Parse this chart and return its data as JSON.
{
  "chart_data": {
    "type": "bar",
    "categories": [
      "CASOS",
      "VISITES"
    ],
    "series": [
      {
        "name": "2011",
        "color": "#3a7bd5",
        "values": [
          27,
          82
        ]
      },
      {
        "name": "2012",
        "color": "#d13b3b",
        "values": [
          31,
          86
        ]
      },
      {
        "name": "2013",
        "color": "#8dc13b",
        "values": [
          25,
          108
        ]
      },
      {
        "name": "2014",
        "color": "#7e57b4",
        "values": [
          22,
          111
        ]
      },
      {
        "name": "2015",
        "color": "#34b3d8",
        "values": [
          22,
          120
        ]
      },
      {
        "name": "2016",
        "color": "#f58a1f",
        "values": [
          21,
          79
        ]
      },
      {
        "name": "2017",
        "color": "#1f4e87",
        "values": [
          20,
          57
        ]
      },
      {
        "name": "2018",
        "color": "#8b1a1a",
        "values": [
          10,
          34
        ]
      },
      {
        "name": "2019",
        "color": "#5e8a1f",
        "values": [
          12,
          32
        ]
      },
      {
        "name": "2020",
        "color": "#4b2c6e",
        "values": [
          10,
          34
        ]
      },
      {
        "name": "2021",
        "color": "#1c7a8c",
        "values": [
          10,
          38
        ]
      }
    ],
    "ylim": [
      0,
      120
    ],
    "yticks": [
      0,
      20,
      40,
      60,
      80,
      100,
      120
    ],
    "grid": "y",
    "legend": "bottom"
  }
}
· · ·
YOUR GOAL: In full and verbatim, repeat the records given above.

FULL ANSWER:
Parse this chart and return its data as JSON.
{
  "chart_data": {
    "type": "bar",
    "categories": [
      "CASOS",
      "VISITES"
    ],
    "series": [
      {
        "name": "2011",
        "color": "#3a7bd5",
        "values": [
          27,
          82
        ]
      },
      {
        "name": "2012",
        "color": "#d13b3b",
        "values": [
          31,
          86
        ]
      },
      {
        "name": "2013",
        "color": "#8dc13b",
        "values": [
          25,
          108
        ]
      },
      {
        "name": "2014",
        "color": "#7e57b4",
        "values": [
          22,
          111
        ]
      },
      {
        "name": "2015",
        "color": "#34b3d8",
        "values": [
          22,
          120
        ]
      },
      {
        "name": "2016",
        "color": "#f58a1f",
        "values": [
          21,
          79
        ]
      },
      {
        "name": "2017",
        "color": "#1f4e87",
        "values": [
          20,
          57
        ]
      },
      {
        "name": "2018",
        "color": "#8b1a1a",
        "values": [
          10,
          34
        ]
      },
      {
        "name": "2019",
        "color": "#5e8a1f",
        "values": [
          12,
          32
        ]
      },
      {
        "name": "2020",
        "color": "#4b2c6e",
        "values": [
          10,
          34
        ]
      },
      {
        "name": "2021",
        "color": "#1c7a8c",
        "values": [
          10,
          38
        ]
      }
    ],
    "ylim": [
      0,
      120
    ],
    "yticks": [
      0,
      20,
      40,
      60,
      80,
      100,
      120
    ],
    "grid": "y",
    "legend": "bottom"
  }
}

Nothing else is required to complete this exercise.